> _What to produce_
Rewrite the stretch from the start of the records through the line containing "- description-line: This", swapping "visual elements" for "component parts" and leaving everything else unchanged.

═══ Raw records ═══

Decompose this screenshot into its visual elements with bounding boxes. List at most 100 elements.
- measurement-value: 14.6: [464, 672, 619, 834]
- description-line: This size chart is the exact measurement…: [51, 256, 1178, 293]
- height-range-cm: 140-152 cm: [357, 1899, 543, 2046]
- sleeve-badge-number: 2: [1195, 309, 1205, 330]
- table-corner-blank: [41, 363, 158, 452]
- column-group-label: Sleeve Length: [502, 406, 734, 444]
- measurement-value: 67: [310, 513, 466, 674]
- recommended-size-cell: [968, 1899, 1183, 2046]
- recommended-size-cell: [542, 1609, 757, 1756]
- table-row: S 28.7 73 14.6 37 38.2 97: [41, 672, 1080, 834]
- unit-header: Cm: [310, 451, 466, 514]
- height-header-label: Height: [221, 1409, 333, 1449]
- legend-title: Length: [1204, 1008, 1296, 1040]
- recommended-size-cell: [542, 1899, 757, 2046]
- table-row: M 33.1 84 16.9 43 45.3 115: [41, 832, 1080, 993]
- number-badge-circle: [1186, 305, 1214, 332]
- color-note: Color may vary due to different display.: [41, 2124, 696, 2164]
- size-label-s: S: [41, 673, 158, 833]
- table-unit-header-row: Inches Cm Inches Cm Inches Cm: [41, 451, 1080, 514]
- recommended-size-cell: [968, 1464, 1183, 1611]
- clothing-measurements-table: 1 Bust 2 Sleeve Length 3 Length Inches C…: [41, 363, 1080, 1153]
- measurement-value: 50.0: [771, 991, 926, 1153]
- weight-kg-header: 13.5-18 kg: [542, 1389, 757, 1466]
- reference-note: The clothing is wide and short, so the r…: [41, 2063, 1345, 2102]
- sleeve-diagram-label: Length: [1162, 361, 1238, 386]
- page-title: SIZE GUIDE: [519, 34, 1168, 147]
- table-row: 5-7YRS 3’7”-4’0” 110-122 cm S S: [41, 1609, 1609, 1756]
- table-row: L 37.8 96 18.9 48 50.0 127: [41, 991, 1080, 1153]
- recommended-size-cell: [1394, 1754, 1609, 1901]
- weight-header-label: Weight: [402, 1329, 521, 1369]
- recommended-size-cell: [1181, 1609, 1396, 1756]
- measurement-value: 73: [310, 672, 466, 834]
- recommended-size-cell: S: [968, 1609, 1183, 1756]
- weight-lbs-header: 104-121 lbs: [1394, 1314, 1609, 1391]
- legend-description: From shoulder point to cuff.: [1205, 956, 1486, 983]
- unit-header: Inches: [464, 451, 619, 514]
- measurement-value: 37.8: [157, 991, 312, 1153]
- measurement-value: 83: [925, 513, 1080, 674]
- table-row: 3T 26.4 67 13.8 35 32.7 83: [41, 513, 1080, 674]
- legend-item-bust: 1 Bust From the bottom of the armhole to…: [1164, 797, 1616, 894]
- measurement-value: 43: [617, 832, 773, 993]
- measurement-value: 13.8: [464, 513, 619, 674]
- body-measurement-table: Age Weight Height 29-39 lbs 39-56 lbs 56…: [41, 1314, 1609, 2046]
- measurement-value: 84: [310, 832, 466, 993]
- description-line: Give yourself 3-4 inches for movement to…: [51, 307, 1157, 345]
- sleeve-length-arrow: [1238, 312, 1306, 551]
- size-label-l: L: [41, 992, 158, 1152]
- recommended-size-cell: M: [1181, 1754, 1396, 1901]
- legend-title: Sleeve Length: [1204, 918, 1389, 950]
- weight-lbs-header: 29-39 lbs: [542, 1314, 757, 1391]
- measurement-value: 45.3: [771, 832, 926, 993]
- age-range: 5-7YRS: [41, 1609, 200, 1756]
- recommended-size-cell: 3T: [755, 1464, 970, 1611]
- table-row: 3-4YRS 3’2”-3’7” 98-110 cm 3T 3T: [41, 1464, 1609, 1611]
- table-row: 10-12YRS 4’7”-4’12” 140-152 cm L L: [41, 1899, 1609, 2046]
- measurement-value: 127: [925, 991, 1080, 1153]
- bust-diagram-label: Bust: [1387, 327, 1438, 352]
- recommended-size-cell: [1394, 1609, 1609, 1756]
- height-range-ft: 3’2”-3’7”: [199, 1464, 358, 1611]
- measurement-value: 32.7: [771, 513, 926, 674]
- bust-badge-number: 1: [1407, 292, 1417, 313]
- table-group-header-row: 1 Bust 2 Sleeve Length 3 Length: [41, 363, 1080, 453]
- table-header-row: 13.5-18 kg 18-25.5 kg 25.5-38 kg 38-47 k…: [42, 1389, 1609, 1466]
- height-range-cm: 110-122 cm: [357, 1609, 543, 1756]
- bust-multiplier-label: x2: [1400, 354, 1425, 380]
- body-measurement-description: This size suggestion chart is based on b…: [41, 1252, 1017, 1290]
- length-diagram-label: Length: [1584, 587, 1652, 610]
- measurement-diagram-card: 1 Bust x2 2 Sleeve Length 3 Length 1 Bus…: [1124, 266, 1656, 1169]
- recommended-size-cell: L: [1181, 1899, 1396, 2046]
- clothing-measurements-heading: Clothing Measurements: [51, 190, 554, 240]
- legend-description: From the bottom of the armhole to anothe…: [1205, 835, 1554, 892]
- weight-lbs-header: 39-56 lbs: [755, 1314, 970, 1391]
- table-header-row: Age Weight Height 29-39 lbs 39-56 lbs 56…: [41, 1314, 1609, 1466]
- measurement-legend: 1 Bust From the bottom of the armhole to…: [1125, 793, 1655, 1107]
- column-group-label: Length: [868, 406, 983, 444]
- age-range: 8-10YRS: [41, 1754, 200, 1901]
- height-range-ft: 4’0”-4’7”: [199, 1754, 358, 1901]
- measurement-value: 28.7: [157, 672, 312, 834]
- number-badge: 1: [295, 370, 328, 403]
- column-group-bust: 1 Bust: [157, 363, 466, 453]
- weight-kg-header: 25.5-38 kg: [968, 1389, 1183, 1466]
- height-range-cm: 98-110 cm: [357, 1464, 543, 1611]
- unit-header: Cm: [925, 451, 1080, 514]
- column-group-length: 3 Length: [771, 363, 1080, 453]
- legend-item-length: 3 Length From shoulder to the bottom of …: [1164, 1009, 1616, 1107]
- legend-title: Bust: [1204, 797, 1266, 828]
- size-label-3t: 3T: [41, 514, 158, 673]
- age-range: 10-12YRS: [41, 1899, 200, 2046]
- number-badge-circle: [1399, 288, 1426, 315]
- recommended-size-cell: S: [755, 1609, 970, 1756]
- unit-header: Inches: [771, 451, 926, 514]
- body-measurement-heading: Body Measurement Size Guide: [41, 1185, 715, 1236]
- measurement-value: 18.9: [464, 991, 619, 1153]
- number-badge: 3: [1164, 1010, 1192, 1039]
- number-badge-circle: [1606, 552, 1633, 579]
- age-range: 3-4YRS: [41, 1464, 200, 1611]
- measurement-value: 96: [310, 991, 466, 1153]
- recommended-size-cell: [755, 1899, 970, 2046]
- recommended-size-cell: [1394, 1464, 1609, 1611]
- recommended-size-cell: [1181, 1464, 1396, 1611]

═══

> _Solution for this task_
Decompose this screenshot into its component parts with bounding boxes. List at most 100 elements.
- measurement-value: 14.6: [464, 672, 619, 834]
- description-line: This size chart is the exact measurement…: [51, 256, 1178, 293]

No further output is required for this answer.